**Exercise**
Will you quote all of the entries, word for word?

**Given records**
<<<<

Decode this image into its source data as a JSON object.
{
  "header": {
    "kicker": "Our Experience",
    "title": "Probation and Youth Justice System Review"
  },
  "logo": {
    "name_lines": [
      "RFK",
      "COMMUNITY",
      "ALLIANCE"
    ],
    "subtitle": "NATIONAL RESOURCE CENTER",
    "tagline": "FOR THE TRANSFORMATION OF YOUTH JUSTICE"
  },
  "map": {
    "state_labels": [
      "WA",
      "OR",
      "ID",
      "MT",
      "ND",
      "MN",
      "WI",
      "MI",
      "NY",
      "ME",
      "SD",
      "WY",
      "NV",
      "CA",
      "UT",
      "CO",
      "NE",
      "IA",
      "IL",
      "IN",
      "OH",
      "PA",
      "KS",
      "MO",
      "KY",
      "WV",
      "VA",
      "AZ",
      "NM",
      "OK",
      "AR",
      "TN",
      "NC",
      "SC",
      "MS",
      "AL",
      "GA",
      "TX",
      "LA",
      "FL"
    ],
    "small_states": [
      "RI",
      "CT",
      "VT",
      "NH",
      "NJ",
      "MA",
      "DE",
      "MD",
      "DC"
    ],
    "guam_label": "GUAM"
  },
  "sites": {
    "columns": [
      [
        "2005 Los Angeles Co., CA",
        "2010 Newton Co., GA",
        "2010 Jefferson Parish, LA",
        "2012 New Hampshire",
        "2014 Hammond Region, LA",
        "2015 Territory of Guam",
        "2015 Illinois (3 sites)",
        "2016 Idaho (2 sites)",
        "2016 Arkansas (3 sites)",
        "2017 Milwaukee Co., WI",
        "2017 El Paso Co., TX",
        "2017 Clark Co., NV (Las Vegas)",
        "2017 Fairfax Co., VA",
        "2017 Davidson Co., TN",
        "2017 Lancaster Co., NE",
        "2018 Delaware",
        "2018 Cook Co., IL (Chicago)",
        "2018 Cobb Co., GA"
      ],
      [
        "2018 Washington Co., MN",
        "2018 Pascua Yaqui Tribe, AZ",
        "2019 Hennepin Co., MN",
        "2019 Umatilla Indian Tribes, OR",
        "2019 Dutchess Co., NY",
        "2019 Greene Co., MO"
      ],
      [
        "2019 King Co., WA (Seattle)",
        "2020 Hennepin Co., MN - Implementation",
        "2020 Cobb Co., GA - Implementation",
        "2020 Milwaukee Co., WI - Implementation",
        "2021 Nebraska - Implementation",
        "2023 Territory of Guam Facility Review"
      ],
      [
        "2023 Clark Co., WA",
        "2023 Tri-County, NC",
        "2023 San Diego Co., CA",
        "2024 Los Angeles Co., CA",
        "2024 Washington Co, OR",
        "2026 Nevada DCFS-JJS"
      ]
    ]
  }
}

>>>>

**Exercise answer**
Decode this image into its source data as a JSON object.
{
  "header": {
    "kicker": "Our Experience",
    "title": "Probation and Youth Justice System Review"
  },
  "logo": {
    "name_lines": [
      "RFK",
      "COMMUNITY",
      "ALLIANCE"
    ],
    "subtitle": "NATIONAL RESOURCE CENTER",
    "tagline": "FOR THE TRANSFORMATION OF YOUTH JUSTICE"
  },
  "map": {
    "state_labels": [
      "WA",
      "OR",
      "ID",
      "MT",
      "ND",
      "MN",
      "WI",
      "MI",
      "NY",
      "ME",
      "SD",
      "WY",
      "NV",
      "CA",
      "UT",
      "CO",
      "NE",
      "IA",
      "IL",
      "IN",
      "OH",
      "PA",
      "KS",
      "MO",
      "KY",
      "WV",
      "VA",
      "AZ",
      "NM",
      "OK",
      "AR",
      "TN",
      "NC",
      "SC",
      "MS",
      "AL",
      "GA",
      "TX",
      "LA",
      "FL"
    ],
    "small_states": [
      "RI",
      "CT",
      "VT",
      "NH",
      "NJ",
      "MA",
      "DE",
      "MD",
      "DC"
    ],
    "guam_label": "GUAM"
  },
  "sites": {
    "columns": [
      [
        "2005 Los Angeles Co., CA",
        "2010 Newton Co., GA",
        "2010 Jefferson Parish, LA",
        "2012 New Hampshire",
        "2014 Hammond Region, LA",
        "2015 Territory of Guam",
        "2015 Illinois (3 sites)",
        "2016 Idaho (2 sites)",
        "2016 Arkansas (3 sites)",
        "2017 Milwaukee Co., WI",
        "2017 El Paso Co., TX",
        "2017 Clark Co., NV (Las Vegas)",
        "2017 Fairfax Co., VA",
        "2017 Davidson Co., TN",
        "2017 Lancaster Co., NE",
        "2018 Delaware",
        "2018 Cook Co., IL (Chicago)",
        "2018 Cobb Co., GA"
      ],
      [
        "2018 Washington Co., MN",
        "2018 Pascua Yaqui Tribe, AZ",
        "2019 Hennepin Co., MN",
        "2019 Umatilla Indian Tribes, OR",
        "2019 Dutchess Co., NY",
        "2019 Greene Co., MO"
      ],
      [
        "2019 King Co., WA (Seattle)",
        "2020 Hennepin Co., MN - Implementation",
        "2020 Cobb Co., GA - Implementation",
        "2020 Milwaukee Co., WI - Implementation",
        "2021 Nebraska - Implementation",
        "2023 Territory of Guam Facility Review"
      ],
      [
        "2023 Clark Co., WA",
        "2023 Tri-County, NC",
        "2023 San Diego Co., CA",
        "2024 Los Angeles Co., CA",
        "2024 Washington Co, OR",
        "2026 Nevada DCFS-JJS"
      ]
    ]
  }
}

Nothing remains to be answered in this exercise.